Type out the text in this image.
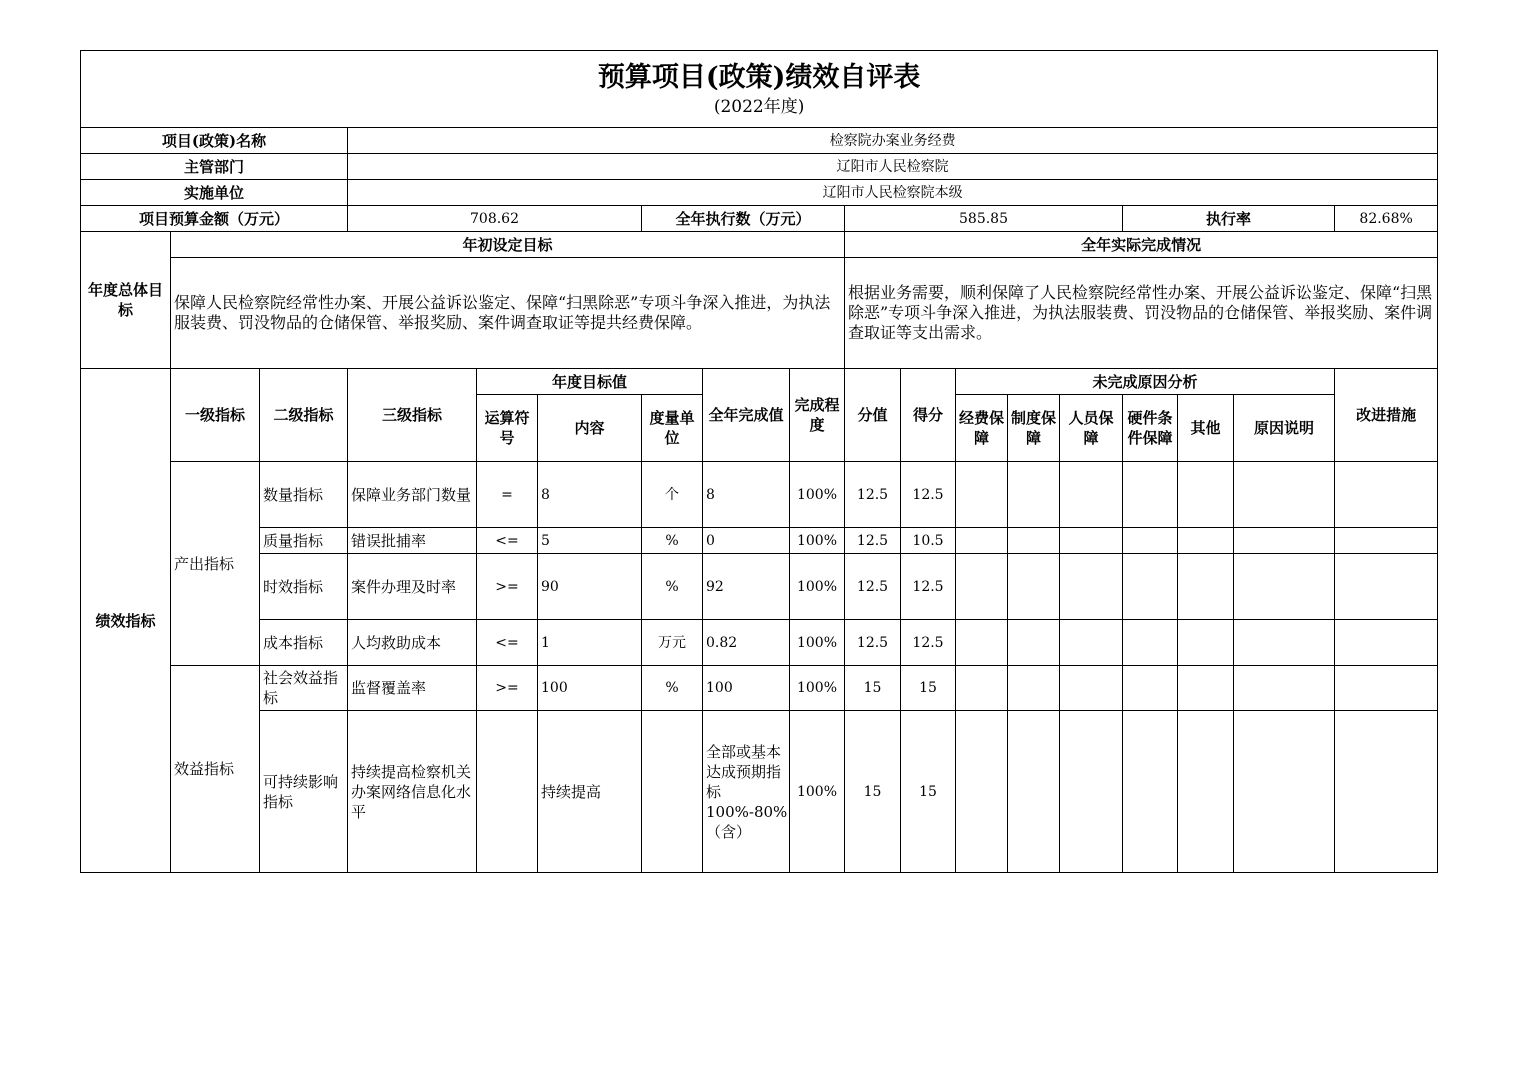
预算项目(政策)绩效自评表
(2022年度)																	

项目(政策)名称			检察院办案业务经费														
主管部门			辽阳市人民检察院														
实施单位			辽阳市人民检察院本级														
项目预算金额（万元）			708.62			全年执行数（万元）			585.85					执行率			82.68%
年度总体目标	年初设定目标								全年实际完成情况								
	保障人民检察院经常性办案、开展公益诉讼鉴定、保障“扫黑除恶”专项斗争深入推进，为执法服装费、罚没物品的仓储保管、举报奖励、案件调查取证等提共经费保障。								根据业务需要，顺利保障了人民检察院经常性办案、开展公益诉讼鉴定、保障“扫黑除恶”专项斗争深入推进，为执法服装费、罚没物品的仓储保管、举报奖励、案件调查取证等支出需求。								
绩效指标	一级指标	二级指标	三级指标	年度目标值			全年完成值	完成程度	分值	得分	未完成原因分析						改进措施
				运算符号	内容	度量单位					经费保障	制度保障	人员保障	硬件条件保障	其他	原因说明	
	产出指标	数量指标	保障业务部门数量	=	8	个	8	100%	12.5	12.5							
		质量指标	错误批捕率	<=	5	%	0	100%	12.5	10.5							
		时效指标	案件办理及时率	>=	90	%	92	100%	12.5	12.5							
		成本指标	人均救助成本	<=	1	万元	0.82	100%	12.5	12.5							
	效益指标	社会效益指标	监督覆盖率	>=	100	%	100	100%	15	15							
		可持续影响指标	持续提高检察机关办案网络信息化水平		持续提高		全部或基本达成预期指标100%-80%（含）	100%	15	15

==

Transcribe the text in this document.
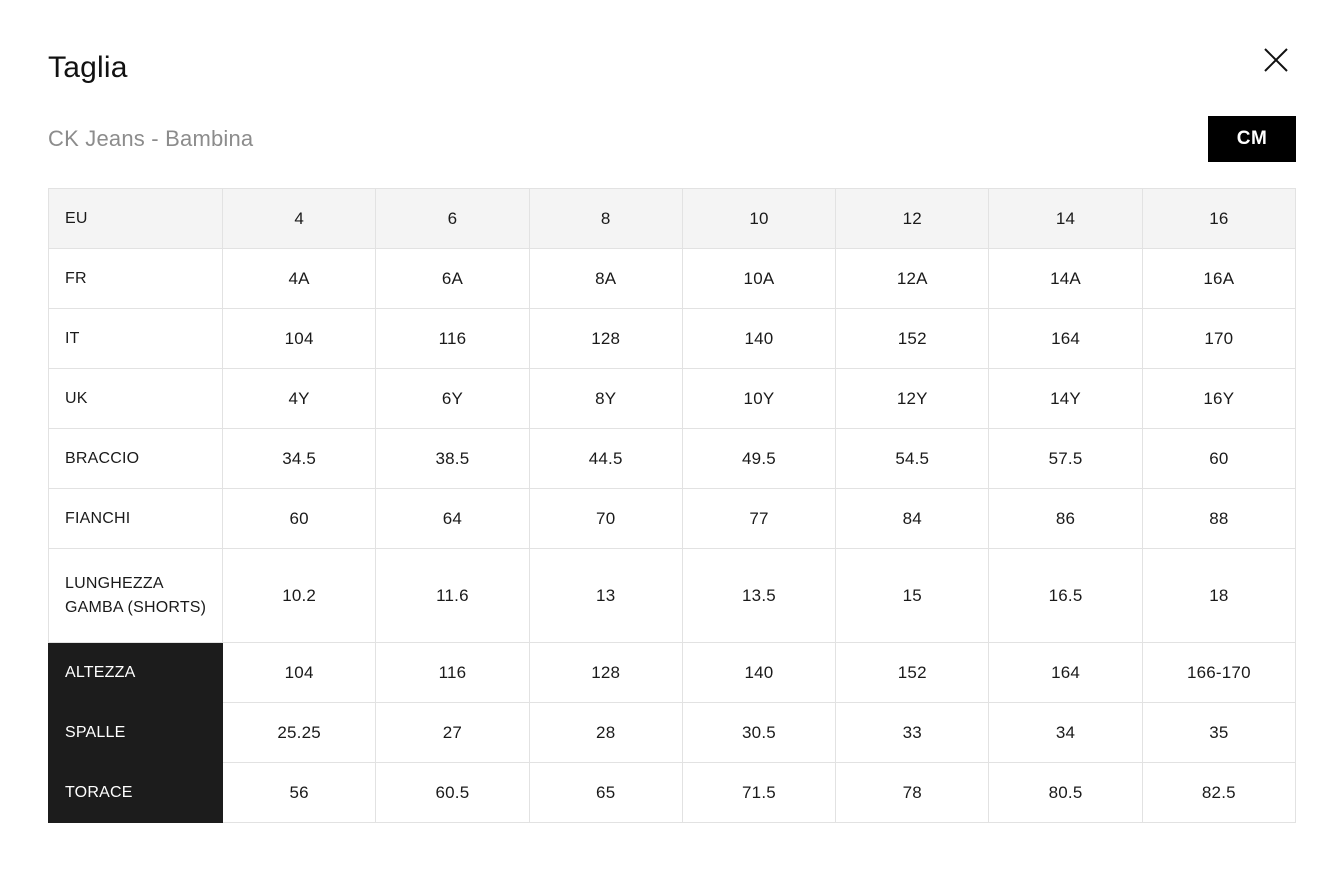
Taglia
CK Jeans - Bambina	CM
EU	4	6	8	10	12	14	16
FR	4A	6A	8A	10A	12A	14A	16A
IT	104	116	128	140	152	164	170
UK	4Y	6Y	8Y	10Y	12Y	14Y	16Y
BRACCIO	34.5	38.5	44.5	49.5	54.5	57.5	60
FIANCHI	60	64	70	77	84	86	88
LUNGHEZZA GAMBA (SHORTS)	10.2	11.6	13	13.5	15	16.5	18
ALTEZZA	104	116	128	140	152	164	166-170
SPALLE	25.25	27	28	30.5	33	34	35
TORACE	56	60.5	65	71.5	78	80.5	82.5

* * *

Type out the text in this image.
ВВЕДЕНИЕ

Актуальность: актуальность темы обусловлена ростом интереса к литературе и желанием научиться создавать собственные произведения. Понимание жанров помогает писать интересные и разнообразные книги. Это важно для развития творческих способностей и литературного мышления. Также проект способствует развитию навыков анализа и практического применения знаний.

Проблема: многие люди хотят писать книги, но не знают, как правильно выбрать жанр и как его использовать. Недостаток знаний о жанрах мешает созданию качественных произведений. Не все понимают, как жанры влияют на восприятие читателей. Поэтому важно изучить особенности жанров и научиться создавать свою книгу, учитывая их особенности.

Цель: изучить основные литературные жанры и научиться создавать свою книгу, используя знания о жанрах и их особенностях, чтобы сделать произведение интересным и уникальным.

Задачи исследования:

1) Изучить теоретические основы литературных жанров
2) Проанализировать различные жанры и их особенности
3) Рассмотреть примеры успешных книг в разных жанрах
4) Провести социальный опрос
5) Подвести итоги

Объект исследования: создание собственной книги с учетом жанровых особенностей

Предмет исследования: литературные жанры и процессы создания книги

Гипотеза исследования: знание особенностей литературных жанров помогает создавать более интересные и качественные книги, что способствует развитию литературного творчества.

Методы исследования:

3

PROMPT: Find each line with the string "книгу" and copy it out.

FINISHED ANSWER:
Проблема: многие люди хотят писать книги, но не знают, как правильно выбрать жанр и как его использовать. Недостаток знаний о жанрах мешает созданию качественных произведений. Не все понимают, как жанры влияют на восприятие читателей. Поэтому важно изучить особенности жанров и научиться создавать свою книгу, учитывая их особенности.
Цель: изучить основные литературные жанры и научиться создавать свою книгу, используя знания о жанрах и их особенностях, чтобы сделать произведение интересным и уникальным.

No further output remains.